• SHORT PROBLEM
Extend the passage about Congolese human rights defenders and the 2018 mining law, picking up after its final sentence.

• PROVIDED PASSAGE
>>>
In a country where children are abducted or lured to serve as soldiers or forced to provide labor and sex to armed groups, child protection work means negotiating with warlords for their release. Where rape has been used as a weapon of war, protecting women’s rights means accompanying survivors of violence to seek justice from a barely functioning judicial system. And where children have died in mine collapses, promoting local rights to natural resources is not only about securing benefits for local communities but also holding companies and the government accountable for the safety and wellbeing of workers.

Given this context, the resilience, persistence, and success of Congolese human rights defenders is even more remarkable. But it also means that victories hang by a thread.

A Window for Progress in the DRC

For example, activists promoting resource rights are moving to capitalize on a major legislative win for communities affected by mining. During the development of a sweeping new mining reform bill, several of the Fund’s grantees drafted key provisions to hold the government and corporations accountable for human rights related to mining. The resulting bill, passed in 2018, did not contain everything communities had hoped for, but the new law provides significant tools to rights advocates.

Most importantly, it allows local people to benefit from the minerals extracted from their lands through participatory resource-management mechanisms that bear potential for equitable, more inclusive, and environmentally friendly management of the country’s natural resources.
<<<
• GIVEN ENTRIES
>>>
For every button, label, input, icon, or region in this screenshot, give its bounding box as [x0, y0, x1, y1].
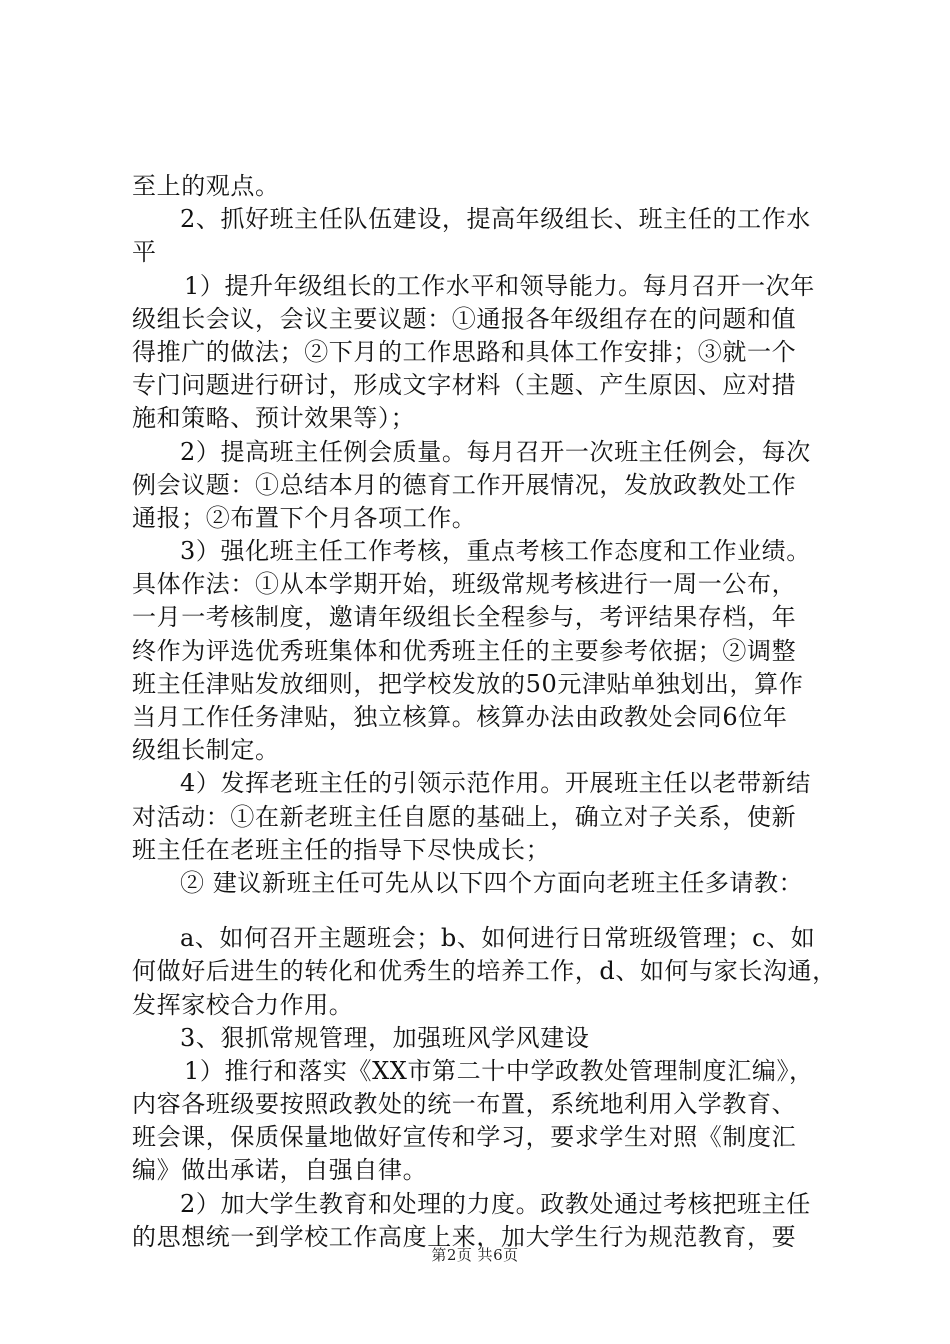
paragraph-gap — [132, 900, 832, 922]
text-line: 何做好后进生的转化和优秀生的培养工作，d、如何与家长沟通， — [132, 957, 837, 986]
paragraph-start: 1）推行和落实《XX市第二十中学政教处管理制度汇编》， — [184, 1056, 814, 1085]
text-line: 一月一考核制度，邀请年级组长全程参与，考评结果存档，年 — [132, 603, 797, 632]
text-line: 具体作法：①从本学期开始，班级常规考核进行一周一公布， — [132, 570, 797, 599]
text-line: 级组长会议，会议主要议题：①通报各年级组存在的问题和值 — [132, 304, 797, 333]
text-line: 对活动：①在新老班主任自愿的基础上，确立对子关系，使新 — [132, 802, 797, 831]
text-line: 班会课，保质保量地做好宣传和学习，要求学生对照《制度汇 — [132, 1123, 797, 1152]
text-line: 至上的观点。 — [132, 172, 280, 200]
text-line: 发挥家校合力作用。 — [132, 990, 354, 1019]
text-line: 班主任在老班主任的指导下尽快成长； — [132, 835, 551, 864]
text-line: 例会议题：①总结本月的德育工作开展情况，发放政教处工作 — [132, 470, 797, 499]
text-line: 编》做出承诺，自强自律。 — [132, 1156, 428, 1185]
paragraph-start: 3）强化班主任工作考核，重点考核工作态度和工作业绩。 — [180, 537, 811, 566]
document-body — [132, 170, 837, 1254]
text-line: 班主任津贴发放细则，把学校发放的50元津贴单独划出，算作 — [132, 669, 804, 698]
paragraph-start: 1）提升年级组长的工作水平和领导能力。每月召开一次年 — [184, 271, 815, 300]
text-line: 的思想统一到学校工作高度上来，加大学生行为规范教育，要 — [132, 1222, 797, 1251]
text-line: 内容各班级要按照政教处的统一布置，系统地利用入学教育、 — [132, 1090, 797, 1119]
text-line: 当月工作任务津贴，独立核算。核算办法由政教处会同6位年 — [132, 703, 788, 731]
section-heading: 3、狠抓常规管理，加强班风学风建设 — [180, 1023, 590, 1052]
paragraph-start: ② 建议新班主任可先从以下四个方面向老班主任多请教： — [180, 868, 804, 897]
text-line: 得推广的做法；②下月的工作思路和具体工作安排；③就一个 — [132, 337, 797, 366]
text-line: 施和策略、预计效果等）； — [132, 404, 416, 433]
paragraph-start: 2）提高班主任例会质量。每月召开一次班主任例会，每次 — [180, 437, 811, 466]
text-line: 平 — [132, 238, 157, 267]
page-number-footer: 第2页 共6页 — [431, 1246, 519, 1264]
text-line: 级组长制定。 — [132, 736, 280, 765]
paragraph-start: a、如何召开主题班会；b、如何进行日常班级管理；c、如 — [180, 924, 816, 953]
text-line: 专门问题进行研讨，形成文字材料（主题、产生原因、应对措 — [132, 371, 797, 400]
text-line: 通报；②布置下个月各项工作。 — [132, 503, 477, 532]
paragraph-start: 2）加大学生教育和处理的力度。政教处通过考核把班主任 — [180, 1189, 811, 1218]
paragraph-start: 4）发挥老班主任的引领示范作用。开展班主任以老带新结 — [180, 769, 811, 798]
section-heading: 2、抓好班主任队伍建设，提高年级组长、班主任的工作水 — [180, 205, 811, 234]
text-line: 终作为评选优秀班集体和优秀班主任的主要参考依据；②调整 — [132, 636, 797, 665]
<<<
• EXERCISE OUTPUT
The law also codifies improved corporate social responsibility and raises royalties on mining companies operating in the DRC. It mandates that mining permit holders give a percentage of their annual revenue back to those affected by extractive industries and join monitoring committees to work with local communities toward full implementation.

New protections in the mining code represent a big step forward for human rights in the DRC. But for Congolese civil society, the real work lies ahead: ensuring that miners and mining-affected communities equally benefit from these hard-fought reforms, funds for community development, and new ways to impact how resources are managed.

Through our program in the DRC, the Fund supports efforts to establish the rule of law and strengthen the capacity of community-level and national activists—both will be essential to translate these mining reforms into real change across the country. A thriving, independent civil society is a critical step toward fostering resilient institutions, robust rule of law, and a culture of respect for human rights.

The Fund supports on-the-ground watchdog groups that hold local governments accountable for their commitments and corporations responsible for their actions. And it funds local experts who educate communities on their rights and help develop solutions. By resourcing and working with community-based activists in areas afflicted by human rights abuse, the Fund builds capacity from the bottom up and shifts power back into local hands.

National Reforms, Local Solutions

One of the Fund’s grantees in the DRC is the Bureau d’Etudes Scientifiques et Techniques (the Office of Scientific and Technical Studies, or BEST), which operates in the neighboring eastern provinces of South Kivu and Maniema. BEST works with local leaders in the chiefdoms of Kamituga, Lugushwa, Luhwindja, and Salamabila to make sure communities understand their rights and that key provisions of the mining code are fully and properly implemented.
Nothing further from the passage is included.